§ GIVEN EXERCISE: Each record below should appear again exactly as written.

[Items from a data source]
** start **

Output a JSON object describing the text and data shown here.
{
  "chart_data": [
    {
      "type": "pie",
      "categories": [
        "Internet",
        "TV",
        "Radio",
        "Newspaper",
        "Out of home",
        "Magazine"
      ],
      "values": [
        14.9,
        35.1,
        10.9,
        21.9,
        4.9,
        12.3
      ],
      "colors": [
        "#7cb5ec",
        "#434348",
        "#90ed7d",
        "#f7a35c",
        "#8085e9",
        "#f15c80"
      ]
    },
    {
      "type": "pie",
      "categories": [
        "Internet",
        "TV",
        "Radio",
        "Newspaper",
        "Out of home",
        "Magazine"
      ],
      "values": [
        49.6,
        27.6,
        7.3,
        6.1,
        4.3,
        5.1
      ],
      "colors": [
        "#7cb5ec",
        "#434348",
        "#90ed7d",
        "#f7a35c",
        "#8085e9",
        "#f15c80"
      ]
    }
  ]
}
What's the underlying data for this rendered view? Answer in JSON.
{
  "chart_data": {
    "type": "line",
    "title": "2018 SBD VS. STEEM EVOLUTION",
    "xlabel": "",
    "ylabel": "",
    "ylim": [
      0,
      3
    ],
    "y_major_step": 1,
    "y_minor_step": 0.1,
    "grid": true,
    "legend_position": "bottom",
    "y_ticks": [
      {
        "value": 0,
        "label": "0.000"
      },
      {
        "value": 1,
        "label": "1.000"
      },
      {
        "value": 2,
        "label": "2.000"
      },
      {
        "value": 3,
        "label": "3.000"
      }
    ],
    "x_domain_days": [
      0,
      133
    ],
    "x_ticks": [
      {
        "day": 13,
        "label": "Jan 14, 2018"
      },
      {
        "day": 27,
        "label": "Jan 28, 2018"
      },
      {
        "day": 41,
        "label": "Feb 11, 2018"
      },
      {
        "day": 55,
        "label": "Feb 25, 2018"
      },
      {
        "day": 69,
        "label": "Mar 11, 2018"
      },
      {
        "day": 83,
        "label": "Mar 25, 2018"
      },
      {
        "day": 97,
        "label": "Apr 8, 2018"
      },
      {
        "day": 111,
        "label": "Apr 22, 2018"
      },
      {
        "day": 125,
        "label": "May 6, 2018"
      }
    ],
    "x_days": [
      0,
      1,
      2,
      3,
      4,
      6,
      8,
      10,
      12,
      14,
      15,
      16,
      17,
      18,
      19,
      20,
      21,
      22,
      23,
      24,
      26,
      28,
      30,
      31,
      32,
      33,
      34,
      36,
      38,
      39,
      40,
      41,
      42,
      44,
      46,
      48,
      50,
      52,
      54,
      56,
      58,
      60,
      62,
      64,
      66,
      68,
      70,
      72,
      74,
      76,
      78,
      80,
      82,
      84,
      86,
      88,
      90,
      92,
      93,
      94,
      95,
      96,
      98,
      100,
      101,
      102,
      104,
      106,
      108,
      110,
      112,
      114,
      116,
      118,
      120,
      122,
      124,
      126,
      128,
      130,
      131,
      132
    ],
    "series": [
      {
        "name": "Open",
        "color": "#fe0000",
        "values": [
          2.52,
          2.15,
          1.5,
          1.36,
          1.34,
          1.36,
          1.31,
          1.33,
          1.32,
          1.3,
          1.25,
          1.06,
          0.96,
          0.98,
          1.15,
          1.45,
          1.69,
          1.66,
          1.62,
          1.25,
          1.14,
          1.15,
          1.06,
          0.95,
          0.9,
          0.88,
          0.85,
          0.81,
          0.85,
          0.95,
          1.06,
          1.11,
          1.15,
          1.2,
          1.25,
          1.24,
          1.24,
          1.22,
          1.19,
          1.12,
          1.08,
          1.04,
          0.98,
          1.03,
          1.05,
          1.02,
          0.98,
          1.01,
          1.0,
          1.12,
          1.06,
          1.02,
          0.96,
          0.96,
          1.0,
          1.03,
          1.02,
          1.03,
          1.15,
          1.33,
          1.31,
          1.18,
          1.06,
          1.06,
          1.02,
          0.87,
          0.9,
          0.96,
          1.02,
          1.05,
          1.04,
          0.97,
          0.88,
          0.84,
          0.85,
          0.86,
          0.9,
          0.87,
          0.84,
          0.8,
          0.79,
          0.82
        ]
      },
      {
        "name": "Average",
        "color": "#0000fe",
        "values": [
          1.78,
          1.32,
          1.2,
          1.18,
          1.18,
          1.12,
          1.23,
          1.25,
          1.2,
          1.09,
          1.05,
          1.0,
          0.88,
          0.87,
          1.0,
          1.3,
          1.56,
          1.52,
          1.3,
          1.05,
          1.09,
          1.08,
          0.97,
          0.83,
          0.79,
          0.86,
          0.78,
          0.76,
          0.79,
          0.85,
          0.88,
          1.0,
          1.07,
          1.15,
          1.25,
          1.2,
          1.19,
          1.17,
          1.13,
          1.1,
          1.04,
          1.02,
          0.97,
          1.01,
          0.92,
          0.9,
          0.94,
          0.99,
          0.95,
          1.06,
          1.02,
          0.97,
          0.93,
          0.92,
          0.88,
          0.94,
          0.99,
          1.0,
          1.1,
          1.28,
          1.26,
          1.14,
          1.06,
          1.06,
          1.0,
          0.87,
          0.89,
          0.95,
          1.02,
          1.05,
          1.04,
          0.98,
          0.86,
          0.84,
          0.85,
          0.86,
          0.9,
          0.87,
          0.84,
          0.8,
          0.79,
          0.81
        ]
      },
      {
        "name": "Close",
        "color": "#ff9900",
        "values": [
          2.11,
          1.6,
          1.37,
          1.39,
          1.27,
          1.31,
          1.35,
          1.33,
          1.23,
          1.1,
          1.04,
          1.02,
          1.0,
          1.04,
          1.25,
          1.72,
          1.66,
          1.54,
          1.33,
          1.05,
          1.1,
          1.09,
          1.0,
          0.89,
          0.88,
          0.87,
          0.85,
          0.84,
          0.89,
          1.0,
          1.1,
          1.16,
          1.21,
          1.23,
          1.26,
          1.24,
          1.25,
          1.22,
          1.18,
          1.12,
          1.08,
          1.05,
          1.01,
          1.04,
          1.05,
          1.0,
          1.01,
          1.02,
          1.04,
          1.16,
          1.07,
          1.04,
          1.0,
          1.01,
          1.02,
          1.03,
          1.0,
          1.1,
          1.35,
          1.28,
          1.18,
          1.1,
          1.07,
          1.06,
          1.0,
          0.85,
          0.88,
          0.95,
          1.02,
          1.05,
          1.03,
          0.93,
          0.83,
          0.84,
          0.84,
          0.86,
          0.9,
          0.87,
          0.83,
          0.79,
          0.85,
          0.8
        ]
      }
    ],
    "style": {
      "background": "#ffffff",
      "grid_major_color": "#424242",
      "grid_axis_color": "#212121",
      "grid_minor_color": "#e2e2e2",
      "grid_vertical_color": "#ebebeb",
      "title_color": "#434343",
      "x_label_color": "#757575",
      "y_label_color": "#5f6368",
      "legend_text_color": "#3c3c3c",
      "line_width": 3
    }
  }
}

** end **

§ EXERCISE OUTPUT:
Output a JSON object describing the text and data shown here.
{
  "chart_data": [
    {
      "type": "pie",
      "categories": [
        "Internet",
        "TV",
        "Radio",
        "Newspaper",
        "Out of home",
        "Magazine"
      ],
      "values": [
        14.9,
        35.1,
        10.9,
        21.9,
        4.9,
        12.3
      ],
      "colors": [
        "#7cb5ec",
        "#434348",
        "#90ed7d",
        "#f7a35c",
        "#8085e9",
        "#f15c80"
      ]
    },
    {
      "type": "pie",
      "categories": [
        "Internet",
        "TV",
        "Radio",
        "Newspaper",
        "Out of home",
        "Magazine"
      ],
      "values": [
        49.6,
        27.6,
        7.3,
        6.1,
        4.3,
        5.1
      ],
      "colors": [
        "#7cb5ec",
        "#434348",
        "#90ed7d",
        "#f7a35c",
        "#8085e9",
        "#f15c80"
      ]
    }
  ]
}
What's the underlying data for this rendered view? Answer in JSON.
{
  "chart_data": {
    "type": "line",
    "title": "2018 SBD VS. STEEM EVOLUTION",
    "xlabel": "",
    "ylabel": "",
    "ylim": [
      0,
      3
    ],
    "y_major_step": 1,
    "y_minor_step": 0.1,
    "grid": true,
    "legend_position": "bottom",
    "y_ticks": [
      {
        "value": 0,
        "label": "0.000"
      },
      {
        "value": 1,
        "label": "1.000"
      },
      {
        "value": 2,
        "label": "2.000"
      },
      {
        "value": 3,
        "label": "3.000"
      }
    ],
    "x_domain_days": [
      0,
      133
    ],
    "x_ticks": [
      {
        "day": 13,
        "label": "Jan 14, 2018"
      },
      {
        "day": 27,
        "label": "Jan 28, 2018"
      },
      {
        "day": 41,
        "label": "Feb 11, 2018"
      },
      {
        "day": 55,
        "label": "Feb 25, 2018"
      },
      {
        "day": 69,
        "label": "Mar 11, 2018"
      },
      {
        "day": 83,
        "label": "Mar 25, 2018"
      },
      {
        "day": 97,
        "label": "Apr 8, 2018"
      },
      {
        "day": 111,
        "label": "Apr 22, 2018"
      },
      {
        "day": 125,
        "label": "May 6, 2018"
      }
    ],
    "x_days": [
      0,
      1,
      2,
      3,
      4,
      6,
      8,
      10,
      12,
      14,
      15,
      16,
      17,
      18,
      19,
      20,
      21,
      22,
      23,
      24,
      26,
      28,
      30,
      31,
      32,
      33,
      34,
      36,
      38,
      39,
      40,
      41,
      42,
      44,
      46,
      48,
      50,
      52,
      54,
      56,
      58,
      60,
      62,
      64,
      66,
      68,
      70,
      72,
      74,
      76,
      78,
      80,
      82,
      84,
      86,
      88,
      90,
      92,
      93,
      94,
      95,
      96,
      98,
      100,
      101,
      102,
      104,
      106,
      108,
      110,
      112,
      114,
      116,
      118,
      120,
      122,
      124,
      126,
      128,
      130,
      131,
      132
    ],
    "series": [
      {
        "name": "Open",
        "color": "#fe0000",
        "values": [
          2.52,
          2.15,
          1.5,
          1.36,
          1.34,
          1.36,
          1.31,
          1.33,
          1.32,
          1.3,
          1.25,
          1.06,
          0.96,
          0.98,
          1.15,
          1.45,
          1.69,
          1.66,
          1.62,
          1.25,
          1.14,
          1.15,
          1.06,
          0.95,
          0.9,
          0.88,
          0.85,
          0.81,
          0.85,
          0.95,
          1.06,
          1.11,
          1.15,
          1.2,
          1.25,
          1.24,
          1.24,
          1.22,
          1.19,
          1.12,
          1.08,
          1.04,
          0.98,
          1.03,
          1.05,
          1.02,
          0.98,
          1.01,
          1.0,
          1.12,
          1.06,
          1.02,
          0.96,
          0.96,
          1.0,
          1.03,
          1.02,
          1.03,
          1.15,
          1.33,
          1.31,
          1.18,
          1.06,
          1.06,
          1.02,
          0.87,
          0.9,
          0.96,
          1.02,
          1.05,
          1.04,
          0.97,
          0.88,
          0.84,
          0.85,
          0.86,
          0.9,
          0.87,
          0.84,
          0.8,
          0.79,
          0.82
        ]
      },
      {
        "name": "Average",
        "color": "#0000fe",
        "values": [
          1.78,
          1.32,
          1.2,
          1.18,
          1.18,
          1.12,
          1.23,
          1.25,
          1.2,
          1.09,
          1.05,
          1.0,
          0.88,
          0.87,
          1.0,
          1.3,
          1.56,
          1.52,
          1.3,
          1.05,
          1.09,
          1.08,
          0.97,
          0.83,
          0.79,
          0.86,
          0.78,
          0.76,
          0.79,
          0.85,
          0.88,
          1.0,
          1.07,
          1.15,
          1.25,
          1.2,
          1.19,
          1.17,
          1.13,
          1.1,
          1.04,
          1.02,
          0.97,
          1.01,
          0.92,
          0.9,
          0.94,
          0.99,
          0.95,
          1.06,
          1.02,
          0.97,
          0.93,
          0.92,
          0.88,
          0.94,
          0.99,
          1.0,
          1.1,
          1.28,
          1.26,
          1.14,
          1.06,
          1.06,
          1.0,
          0.87,
          0.89,
          0.95,
          1.02,
          1.05,
          1.04,
          0.98,
          0.86,
          0.84,
          0.85,
          0.86,
          0.9,
          0.87,
          0.84,
          0.8,
          0.79,
          0.81
        ]
      },
      {
        "name": "Close",
        "color": "#ff9900",
        "values": [
          2.11,
          1.6,
          1.37,
          1.39,
          1.27,
          1.31,
          1.35,
          1.33,
          1.23,
          1.1,
          1.04,
          1.02,
          1.0,
          1.04,
          1.25,
          1.72,
          1.66,
          1.54,
          1.33,
          1.05,
          1.1,
          1.09,
          1.0,
          0.89,
          0.88,
          0.87,
          0.85,
          0.84,
          0.89,
          1.0,
          1.1,
          1.16,
          1.21,
          1.23,
          1.26,
          1.24,
          1.25,
          1.22,
          1.18,
          1.12,
          1.08,
          1.05,
          1.01,
          1.04,
          1.05,
          1.0,
          1.01,
          1.02,
          1.04,
          1.16,
          1.07,
          1.04,
          1.0,
          1.01,
          1.02,
          1.03,
          1.0,
          1.1,
          1.35,
          1.28,
          1.18,
          1.1,
          1.07,
          1.06,
          1.0,
          0.85,
          0.88,
          0.95,
          1.02,
          1.05,
          1.03,
          0.93,
          0.83,
          0.84,
          0.84,
          0.86,
          0.9,
          0.87,
          0.83,
          0.79,
          0.85,
          0.8
        ]
      }
    ],
    "style": {
      "background": "#ffffff",
      "grid_major_color": "#424242",
      "grid_axis_color": "#212121",
      "grid_minor_color": "#e2e2e2",
      "grid_vertical_color": "#ebebeb",
      "title_color": "#434343",
      "x_label_color": "#757575",
      "y_label_color": "#5f6368",
      "legend_text_color": "#3c3c3c",
      "line_width": 3
    }
  }
}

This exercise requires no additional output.